All of the data should be repeated exactly; pictures are not part of the copy.
Start of EXTRACTED INFORMATION
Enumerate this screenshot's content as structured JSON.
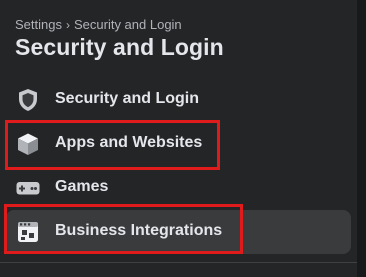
{
  "breadcrumb": {
    "parent": "Settings",
    "separator": "›",
    "current": "Security and Login"
  },
  "page_title": "Security and Login",
  "nav": {
    "items": [
      {
        "label": "Security and Login",
        "icon": "shield-icon",
        "active": false,
        "annotated": false
      },
      {
        "label": "Apps and Websites",
        "icon": "cube-icon",
        "active": false,
        "annotated": true
      },
      {
        "label": "Games",
        "icon": "gamepad-icon",
        "active": false,
        "annotated": false
      },
      {
        "label": "Business Integrations",
        "icon": "business-integrations-icon",
        "active": true,
        "annotated": true
      }
    ]
  },
  "colors": {
    "background": "#242526",
    "active_item": "#3a3b3c",
    "text_primary": "#e4e6eb",
    "text_secondary": "#b0b3b8",
    "annotation": "#e01b1b"
  }
}
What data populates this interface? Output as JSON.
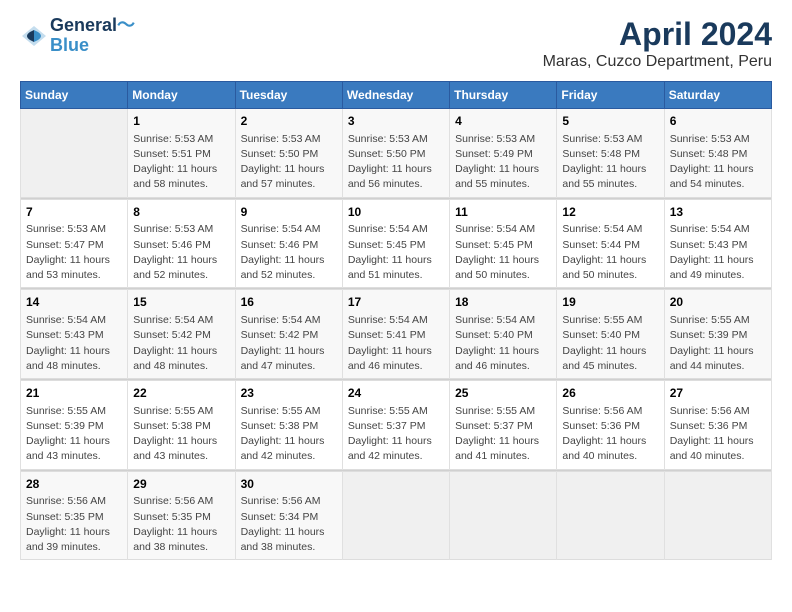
{
  "header": {
    "logo_line1": "General",
    "logo_line2": "Blue",
    "main_title": "April 2024",
    "subtitle": "Maras, Cuzco Department, Peru"
  },
  "columns": [
    "Sunday",
    "Monday",
    "Tuesday",
    "Wednesday",
    "Thursday",
    "Friday",
    "Saturday"
  ],
  "weeks": [
    [
      {
        "num": "",
        "info": ""
      },
      {
        "num": "1",
        "info": "Sunrise: 5:53 AM\nSunset: 5:51 PM\nDaylight: 11 hours\nand 58 minutes."
      },
      {
        "num": "2",
        "info": "Sunrise: 5:53 AM\nSunset: 5:50 PM\nDaylight: 11 hours\nand 57 minutes."
      },
      {
        "num": "3",
        "info": "Sunrise: 5:53 AM\nSunset: 5:50 PM\nDaylight: 11 hours\nand 56 minutes."
      },
      {
        "num": "4",
        "info": "Sunrise: 5:53 AM\nSunset: 5:49 PM\nDaylight: 11 hours\nand 55 minutes."
      },
      {
        "num": "5",
        "info": "Sunrise: 5:53 AM\nSunset: 5:48 PM\nDaylight: 11 hours\nand 55 minutes."
      },
      {
        "num": "6",
        "info": "Sunrise: 5:53 AM\nSunset: 5:48 PM\nDaylight: 11 hours\nand 54 minutes."
      }
    ],
    [
      {
        "num": "7",
        "info": "Sunrise: 5:53 AM\nSunset: 5:47 PM\nDaylight: 11 hours\nand 53 minutes."
      },
      {
        "num": "8",
        "info": "Sunrise: 5:53 AM\nSunset: 5:46 PM\nDaylight: 11 hours\nand 52 minutes."
      },
      {
        "num": "9",
        "info": "Sunrise: 5:54 AM\nSunset: 5:46 PM\nDaylight: 11 hours\nand 52 minutes."
      },
      {
        "num": "10",
        "info": "Sunrise: 5:54 AM\nSunset: 5:45 PM\nDaylight: 11 hours\nand 51 minutes."
      },
      {
        "num": "11",
        "info": "Sunrise: 5:54 AM\nSunset: 5:45 PM\nDaylight: 11 hours\nand 50 minutes."
      },
      {
        "num": "12",
        "info": "Sunrise: 5:54 AM\nSunset: 5:44 PM\nDaylight: 11 hours\nand 50 minutes."
      },
      {
        "num": "13",
        "info": "Sunrise: 5:54 AM\nSunset: 5:43 PM\nDaylight: 11 hours\nand 49 minutes."
      }
    ],
    [
      {
        "num": "14",
        "info": "Sunrise: 5:54 AM\nSunset: 5:43 PM\nDaylight: 11 hours\nand 48 minutes."
      },
      {
        "num": "15",
        "info": "Sunrise: 5:54 AM\nSunset: 5:42 PM\nDaylight: 11 hours\nand 48 minutes."
      },
      {
        "num": "16",
        "info": "Sunrise: 5:54 AM\nSunset: 5:42 PM\nDaylight: 11 hours\nand 47 minutes."
      },
      {
        "num": "17",
        "info": "Sunrise: 5:54 AM\nSunset: 5:41 PM\nDaylight: 11 hours\nand 46 minutes."
      },
      {
        "num": "18",
        "info": "Sunrise: 5:54 AM\nSunset: 5:40 PM\nDaylight: 11 hours\nand 46 minutes."
      },
      {
        "num": "19",
        "info": "Sunrise: 5:55 AM\nSunset: 5:40 PM\nDaylight: 11 hours\nand 45 minutes."
      },
      {
        "num": "20",
        "info": "Sunrise: 5:55 AM\nSunset: 5:39 PM\nDaylight: 11 hours\nand 44 minutes."
      }
    ],
    [
      {
        "num": "21",
        "info": "Sunrise: 5:55 AM\nSunset: 5:39 PM\nDaylight: 11 hours\nand 43 minutes."
      },
      {
        "num": "22",
        "info": "Sunrise: 5:55 AM\nSunset: 5:38 PM\nDaylight: 11 hours\nand 43 minutes."
      },
      {
        "num": "23",
        "info": "Sunrise: 5:55 AM\nSunset: 5:38 PM\nDaylight: 11 hours\nand 42 minutes."
      },
      {
        "num": "24",
        "info": "Sunrise: 5:55 AM\nSunset: 5:37 PM\nDaylight: 11 hours\nand 42 minutes."
      },
      {
        "num": "25",
        "info": "Sunrise: 5:55 AM\nSunset: 5:37 PM\nDaylight: 11 hours\nand 41 minutes."
      },
      {
        "num": "26",
        "info": "Sunrise: 5:56 AM\nSunset: 5:36 PM\nDaylight: 11 hours\nand 40 minutes."
      },
      {
        "num": "27",
        "info": "Sunrise: 5:56 AM\nSunset: 5:36 PM\nDaylight: 11 hours\nand 40 minutes."
      }
    ],
    [
      {
        "num": "28",
        "info": "Sunrise: 5:56 AM\nSunset: 5:35 PM\nDaylight: 11 hours\nand 39 minutes."
      },
      {
        "num": "29",
        "info": "Sunrise: 5:56 AM\nSunset: 5:35 PM\nDaylight: 11 hours\nand 38 minutes."
      },
      {
        "num": "30",
        "info": "Sunrise: 5:56 AM\nSunset: 5:34 PM\nDaylight: 11 hours\nand 38 minutes."
      },
      {
        "num": "",
        "info": ""
      },
      {
        "num": "",
        "info": ""
      },
      {
        "num": "",
        "info": ""
      },
      {
        "num": "",
        "info": ""
      }
    ]
  ]
}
End of EXTRACTED INFORMATION
(FULL ANSWER)
Enumerate this screenshot's content as structured JSON.
{
  "breadcrumb": {
    "parent": "Settings",
    "separator": "›",
    "current": "Security and Login"
  },
  "page_title": "Security and Login",
  "nav": {
    "items": [
      {
        "label": "Security and Login",
        "icon": "shield-icon",
        "active": false,
        "annotated": false
      },
      {
        "label": "Apps and Websites",
        "icon": "cube-icon",
        "active": false,
        "annotated": true
      },
      {
        "label": "Games",
        "icon": "gamepad-icon",
        "active": false,
        "annotated": false
      },
      {
        "label": "Business Integrations",
        "icon": "business-integrations-icon",
        "active": true,
        "annotated": true
      }
    ]
  },
  "colors": {
    "background": "#242526",
    "active_item": "#3a3b3c",
    "text_primary": "#e4e6eb",
    "text_secondary": "#b0b3b8",
    "annotation": "#e01b1b"
  }
}
What data populates this interface? Output as JSON.
{
  "header": {
    "logo_line1": "General",
    "logo_line2": "Blue",
    "main_title": "April 2024",
    "subtitle": "Maras, Cuzco Department, Peru"
  },
  "columns": [
    "Sunday",
    "Monday",
    "Tuesday",
    "Wednesday",
    "Thursday",
    "Friday",
    "Saturday"
  ],
  "weeks": [
    [
      {
        "num": "",
        "info": ""
      },
      {
        "num": "1",
        "info": "Sunrise: 5:53 AM\nSunset: 5:51 PM\nDaylight: 11 hours\nand 58 minutes."
      },
      {
        "num": "2",
        "info": "Sunrise: 5:53 AM\nSunset: 5:50 PM\nDaylight: 11 hours\nand 57 minutes."
      },
      {
        "num": "3",
        "info": "Sunrise: 5:53 AM\nSunset: 5:50 PM\nDaylight: 11 hours\nand 56 minutes."
      },
      {
        "num": "4",
        "info": "Sunrise: 5:53 AM\nSunset: 5:49 PM\nDaylight: 11 hours\nand 55 minutes."
      },
      {
        "num": "5",
        "info": "Sunrise: 5:53 AM\nSunset: 5:48 PM\nDaylight: 11 hours\nand 55 minutes."
      },
      {
        "num": "6",
        "info": "Sunrise: 5:53 AM\nSunset: 5:48 PM\nDaylight: 11 hours\nand 54 minutes."
      }
    ],
    [
      {
        "num": "7",
        "info": "Sunrise: 5:53 AM\nSunset: 5:47 PM\nDaylight: 11 hours\nand 53 minutes."
      },
      {
        "num": "8",
        "info": "Sunrise: 5:53 AM\nSunset: 5:46 PM\nDaylight: 11 hours\nand 52 minutes."
      },
      {
        "num": "9",
        "info": "Sunrise: 5:54 AM\nSunset: 5:46 PM\nDaylight: 11 hours\nand 52 minutes."
      },
      {
        "num": "10",
        "info": "Sunrise: 5:54 AM\nSunset: 5:45 PM\nDaylight: 11 hours\nand 51 minutes."
      },
      {
        "num": "11",
        "info": "Sunrise: 5:54 AM\nSunset: 5:45 PM\nDaylight: 11 hours\nand 50 minutes."
      },
      {
        "num": "12",
        "info": "Sunrise: 5:54 AM\nSunset: 5:44 PM\nDaylight: 11 hours\nand 50 minutes."
      },
      {
        "num": "13",
        "info": "Sunrise: 5:54 AM\nSunset: 5:43 PM\nDaylight: 11 hours\nand 49 minutes."
      }
    ],
    [
      {
        "num": "14",
        "info": "Sunrise: 5:54 AM\nSunset: 5:43 PM\nDaylight: 11 hours\nand 48 minutes."
      },
      {
        "num": "15",
        "info": "Sunrise: 5:54 AM\nSunset: 5:42 PM\nDaylight: 11 hours\nand 48 minutes."
      },
      {
        "num": "16",
        "info": "Sunrise: 5:54 AM\nSunset: 5:42 PM\nDaylight: 11 hours\nand 47 minutes."
      },
      {
        "num": "17",
        "info": "Sunrise: 5:54 AM\nSunset: 5:41 PM\nDaylight: 11 hours\nand 46 minutes."
      },
      {
        "num": "18",
        "info": "Sunrise: 5:54 AM\nSunset: 5:40 PM\nDaylight: 11 hours\nand 46 minutes."
      },
      {
        "num": "19",
        "info": "Sunrise: 5:55 AM\nSunset: 5:40 PM\nDaylight: 11 hours\nand 45 minutes."
      },
      {
        "num": "20",
        "info": "Sunrise: 5:55 AM\nSunset: 5:39 PM\nDaylight: 11 hours\nand 44 minutes."
      }
    ],
    [
      {
        "num": "21",
        "info": "Sunrise: 5:55 AM\nSunset: 5:39 PM\nDaylight: 11 hours\nand 43 minutes."
      },
      {
        "num": "22",
        "info": "Sunrise: 5:55 AM\nSunset: 5:38 PM\nDaylight: 11 hours\nand 43 minutes."
      },
      {
        "num": "23",
        "info": "Sunrise: 5:55 AM\nSunset: 5:38 PM\nDaylight: 11 hours\nand 42 minutes."
      },
      {
        "num": "24",
        "info": "Sunrise: 5:55 AM\nSunset: 5:37 PM\nDaylight: 11 hours\nand 42 minutes."
      },
      {
        "num": "25",
        "info": "Sunrise: 5:55 AM\nSunset: 5:37 PM\nDaylight: 11 hours\nand 41 minutes."
      },
      {
        "num": "26",
        "info": "Sunrise: 5:56 AM\nSunset: 5:36 PM\nDaylight: 11 hours\nand 40 minutes."
      },
      {
        "num": "27",
        "info": "Sunrise: 5:56 AM\nSunset: 5:36 PM\nDaylight: 11 hours\nand 40 minutes."
      }
    ],
    [
      {
        "num": "28",
        "info": "Sunrise: 5:56 AM\nSunset: 5:35 PM\nDaylight: 11 hours\nand 39 minutes."
      },
      {
        "num": "29",
        "info": "Sunrise: 5:56 AM\nSunset: 5:35 PM\nDaylight: 11 hours\nand 38 minutes."
      },
      {
        "num": "30",
        "info": "Sunrise: 5:56 AM\nSunset: 5:34 PM\nDaylight: 11 hours\nand 38 minutes."
      },
      {
        "num": "",
        "info": ""
      },
      {
        "num": "",
        "info": ""
      },
      {
        "num": "",
        "info": ""
      },
      {
        "num": "",
        "info": ""
      }
    ]
  ]
}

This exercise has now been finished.